OBJECTIVE
Pull every "this" line out of the data below.
============================================================
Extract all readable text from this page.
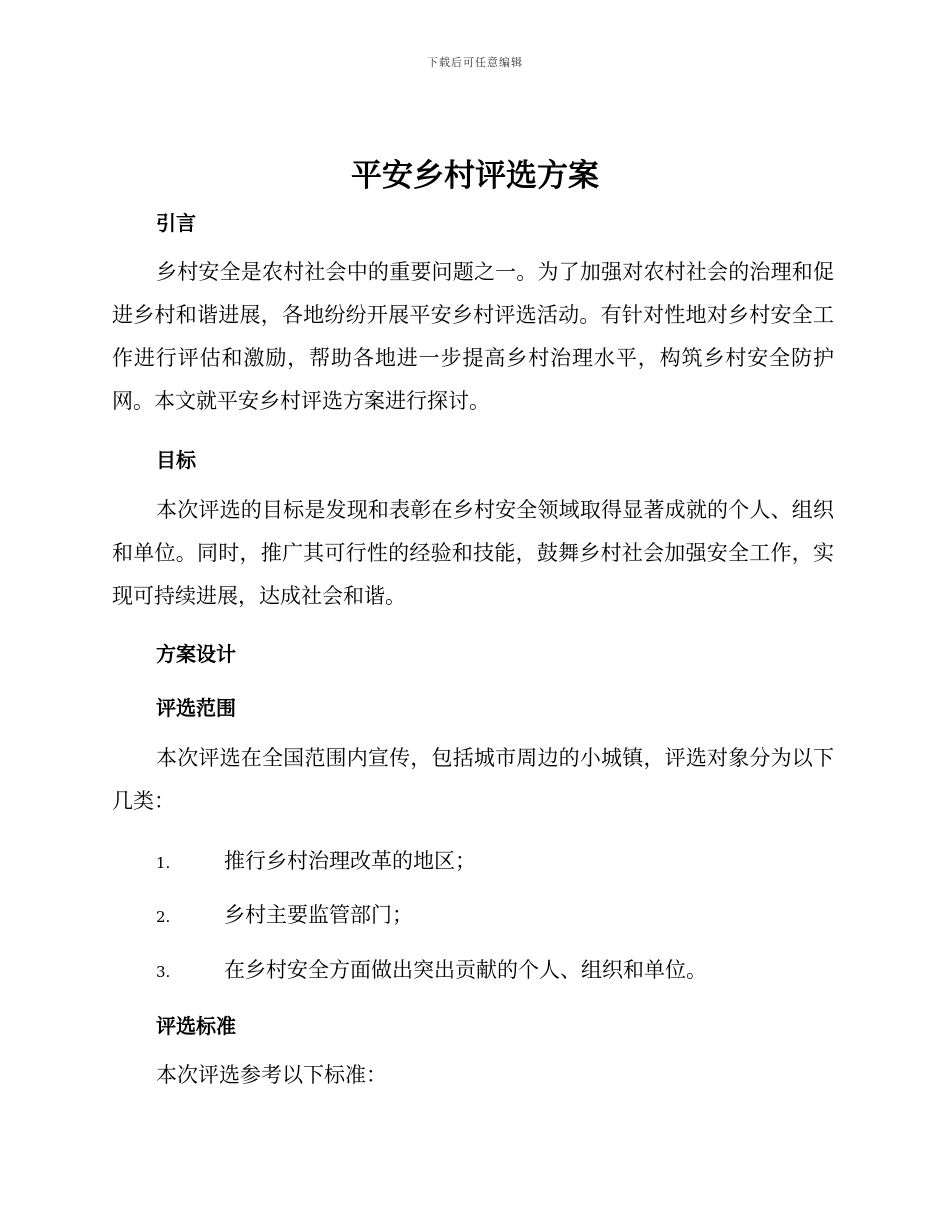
下载后可任意编辑
平安乡村评选方案
引言

乡村安全是农村社会中的重要问题之一。为了加强对农村社会的治理和促进乡村和谐进展，各地纷纷开展平安乡村评选活动。有针对性地对乡村安全工作进行评估和激励，帮助各地进一步提高乡村治理水平，构筑乡村安全防护网。本文就平安乡村评选方案进行探讨。

目标

本次评选的目标是发现和表彰在乡村安全领域取得显著成就的个人、组织和单位。同时，推广其可行性的经验和技能，鼓舞乡村社会加强安全工作，实现可持续进展，达成社会和谐。

方案设计
评选范围

本次评选在全国范围内宣传，包括城市周边的小城镇，评选对象分为以下几类：

1.	推行乡村治理改革的地区；
2.	乡村主要监管部门；
3.	在乡村安全方面做出突出贡献的个人、组织和单位。
评选标准

本次评选参考以下标准：
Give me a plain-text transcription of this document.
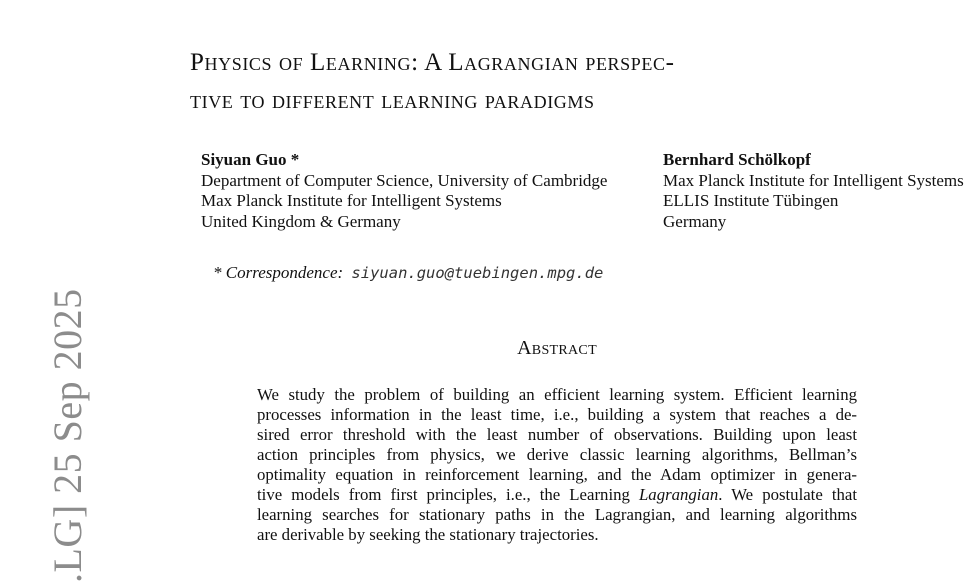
Physics of Learning: A Lagrangian perspec-
tive to different learning paradigms
Siyuan Guo *
Department of Computer Science, University of Cambridge
Max Planck Institute for Intelligent Systems
United Kingdom & Germany
Bernhard Schölkopf
Max Planck Institute for Intelligent Systems
ELLIS Institute Tübingen
Germany
* Correspondence: siyuan.guo@tuebingen.mpg.de
Abstract
We study the problem of building an efficient learning system. Efficient learning
processes information in the least time, i.e., building a system that reaches a de-
sired error threshold with the least number of observations. Building upon least
action principles from physics, we derive classic learning algorithms, Bellman’s
optimality equation in reinforcement learning, and the Adam optimizer in genera-
tive models from first principles, i.e., the Learning Lagrangian. We postulate that
learning searches for stationary paths in the Lagrangian, and learning algorithms
are derivable by seeking the stationary trajectories.
.LG] 25 Sep 2025
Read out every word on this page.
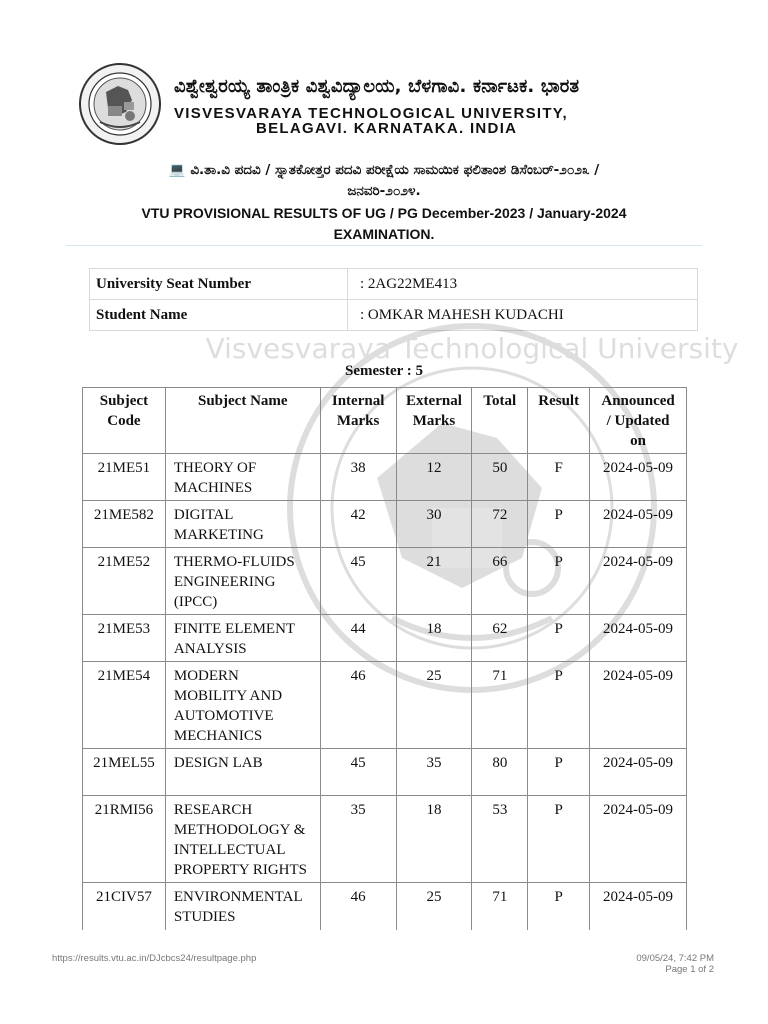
ವಿಶ್ವೇಶ್ವರಯ್ಯ ತಾಂತ್ರಿಕ ವಿಶ್ವವಿದ್ಯಾಲಯ, ಬೆಳಗಾವಿ. ಕರ್ನಾಟಕ. ಭಾರತ
VISVESVARAYA TECHNOLOGICAL UNIVERSITY,
BELAGAVI. KARNATAKA. INDIA
💻 ವಿ.ತಾ.ವಿ ಪದವಿ / ಸ್ನಾತಕೋತ್ತರ ಪದವಿ ಪರೀಕ್ಷೆಯ ಸಾಮಯಿಕ ಫಲಿತಾಂಶ ಡಿಸೆಂಬರ್-೨೦೨೩ /
ಜನವರಿ-೨೦೨೪.
VTU PROVISIONAL RESULTS OF UG / PG December-2023 / January-2024
EXAMINATION.
University Seat Number	: 2AG22ME413
Student Name	: OMKAR MAHESH KUDACHI
Visvesvaraya Technological University
Semester : 5
Subject
Code	Subject Name	Internal
Marks	External
Marks	Total	Result	Announced
/ Updated
on
21ME51	THEORY OF MACHINES	38	12	50	F	2024-05-09
21ME582	DIGITAL MARKETING	42	30	72	P	2024-05-09
21ME52	THERMO-FLUIDS ENGINEERING (IPCC)	45	21	66	P	2024-05-09
21ME53	FINITE ELEMENT ANALYSIS	44	18	62	P	2024-05-09
21ME54	MODERN MOBILITY AND AUTOMOTIVE MECHANICS	46	25	71	P	2024-05-09
21MEL55	DESIGN LAB	45	35	80	P	2024-05-09
21RMI56	RESEARCH METHODOLOGY & INTELLECTUAL PROPERTY RIGHTS	35	18	53	P	2024-05-09
21CIV57	ENVIRONMENTAL STUDIES	46	25	71	P	2024-05-09
https://results.vtu.ac.in/DJcbcs24/resultpage.php	09/05/24, 7:42 PM
Page 1 of 2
============================================================
IN RESPONSE
Extract all readable text from this page.
Give me a plain-text transcription of this document.
Read out every word on this page.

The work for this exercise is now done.